▶ **WHAT YOU NEED TO DO**:
Every record must be repeated exactly, with no omission.

▶ **STORED ROWS**:

┏━━

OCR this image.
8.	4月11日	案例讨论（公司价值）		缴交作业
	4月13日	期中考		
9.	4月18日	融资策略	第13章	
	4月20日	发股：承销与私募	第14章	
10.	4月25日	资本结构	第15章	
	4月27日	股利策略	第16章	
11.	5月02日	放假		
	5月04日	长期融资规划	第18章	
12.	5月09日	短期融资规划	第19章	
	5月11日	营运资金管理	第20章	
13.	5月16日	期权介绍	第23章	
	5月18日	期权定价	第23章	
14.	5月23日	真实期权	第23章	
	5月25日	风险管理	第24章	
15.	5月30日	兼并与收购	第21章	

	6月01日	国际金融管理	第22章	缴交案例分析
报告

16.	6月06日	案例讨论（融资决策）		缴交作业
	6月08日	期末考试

┗━━

▶ **EXERCISE RESPONSE**:
OCR this image.
8.	4月11日	案例讨论（公司价值）		缴交作业
	4月13日	期中考		
9.	4月18日	融资策略	第13章	
	4月20日	发股：承销与私募	第14章	
10.	4月25日	资本结构	第15章	
	4月27日	股利策略	第16章	
11.	5月02日	放假		
	5月04日	长期融资规划	第18章	
12.	5月09日	短期融资规划	第19章	
	5月11日	营运资金管理	第20章	
13.	5月16日	期权介绍	第23章	
	5月18日	期权定价	第23章	
14.	5月23日	真实期权	第23章	
	5月25日	风险管理	第24章	
15.	5月30日	兼并与收购	第21章	

	6月01日	国际金融管理	第22章	缴交案例分析
报告

16.	6月06日	案例讨论（融资决策）		缴交作业
	6月08日	期末考试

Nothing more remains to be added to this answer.